== What needs to be done ==
Here are some records; return them all exactly.

Extracts from a graphics dataset
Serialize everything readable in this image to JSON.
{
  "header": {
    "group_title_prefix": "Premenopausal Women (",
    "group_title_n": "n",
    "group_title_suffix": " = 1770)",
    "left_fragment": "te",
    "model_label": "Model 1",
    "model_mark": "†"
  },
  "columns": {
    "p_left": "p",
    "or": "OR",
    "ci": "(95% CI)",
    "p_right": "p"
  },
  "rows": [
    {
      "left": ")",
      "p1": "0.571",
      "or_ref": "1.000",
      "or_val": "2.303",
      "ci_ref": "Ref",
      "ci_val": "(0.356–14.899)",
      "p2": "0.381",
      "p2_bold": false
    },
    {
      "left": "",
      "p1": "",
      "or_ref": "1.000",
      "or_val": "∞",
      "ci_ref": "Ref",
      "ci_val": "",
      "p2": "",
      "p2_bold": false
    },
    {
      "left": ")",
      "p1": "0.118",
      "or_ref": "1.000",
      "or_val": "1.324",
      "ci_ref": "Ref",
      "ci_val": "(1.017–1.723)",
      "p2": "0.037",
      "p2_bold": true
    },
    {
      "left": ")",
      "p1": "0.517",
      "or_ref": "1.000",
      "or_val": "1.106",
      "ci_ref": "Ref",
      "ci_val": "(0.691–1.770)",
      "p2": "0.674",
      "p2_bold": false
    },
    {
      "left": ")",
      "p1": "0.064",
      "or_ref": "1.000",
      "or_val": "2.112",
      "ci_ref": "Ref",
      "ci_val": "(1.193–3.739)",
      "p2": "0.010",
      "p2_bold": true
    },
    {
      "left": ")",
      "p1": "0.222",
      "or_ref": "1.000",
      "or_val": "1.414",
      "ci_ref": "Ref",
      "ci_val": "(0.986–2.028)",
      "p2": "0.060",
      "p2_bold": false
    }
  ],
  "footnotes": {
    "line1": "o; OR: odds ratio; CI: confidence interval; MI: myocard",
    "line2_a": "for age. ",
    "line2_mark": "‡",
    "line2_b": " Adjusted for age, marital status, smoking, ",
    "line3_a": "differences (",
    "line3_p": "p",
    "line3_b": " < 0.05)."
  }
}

== Answer to the exercise ==
Serialize everything readable in this image to JSON.
{
  "header": {
    "group_title_prefix": "Premenopausal Women (",
    "group_title_n": "n",
    "group_title_suffix": " = 1770)",
    "left_fragment": "te",
    "model_label": "Model 1",
    "model_mark": "†"
  },
  "columns": {
    "p_left": "p",
    "or": "OR",
    "ci": "(95% CI)",
    "p_right": "p"
  },
  "rows": [
    {
      "left": ")",
      "p1": "0.571",
      "or_ref": "1.000",
      "or_val": "2.303",
      "ci_ref": "Ref",
      "ci_val": "(0.356–14.899)",
      "p2": "0.381",
      "p2_bold": false
    },
    {
      "left": "",
      "p1": "",
      "or_ref": "1.000",
      "or_val": "∞",
      "ci_ref": "Ref",
      "ci_val": "",
      "p2": "",
      "p2_bold": false
    },
    {
      "left": ")",
      "p1": "0.118",
      "or_ref": "1.000",
      "or_val": "1.324",
      "ci_ref": "Ref",
      "ci_val": "(1.017–1.723)",
      "p2": "0.037",
      "p2_bold": true
    },
    {
      "left": ")",
      "p1": "0.517",
      "or_ref": "1.000",
      "or_val": "1.106",
      "ci_ref": "Ref",
      "ci_val": "(0.691–1.770)",
      "p2": "0.674",
      "p2_bold": false
    },
    {
      "left": ")",
      "p1": "0.064",
      "or_ref": "1.000",
      "or_val": "2.112",
      "ci_ref": "Ref",
      "ci_val": "(1.193–3.739)",
      "p2": "0.010",
      "p2_bold": true
    },
    {
      "left": ")",
      "p1": "0.222",
      "or_ref": "1.000",
      "or_val": "1.414",
      "ci_ref": "Ref",
      "ci_val": "(0.986–2.028)",
      "p2": "0.060",
      "p2_bold": false
    }
  ],
  "footnotes": {
    "line1": "o; OR: odds ratio; CI: confidence interval; MI: myocard",
    "line2_a": "for age. ",
    "line2_mark": "‡",
    "line2_b": " Adjusted for age, marital status, smoking, ",
    "line3_a": "differences (",
    "line3_p": "p",
    "line3_b": " < 0.05)."
  }
}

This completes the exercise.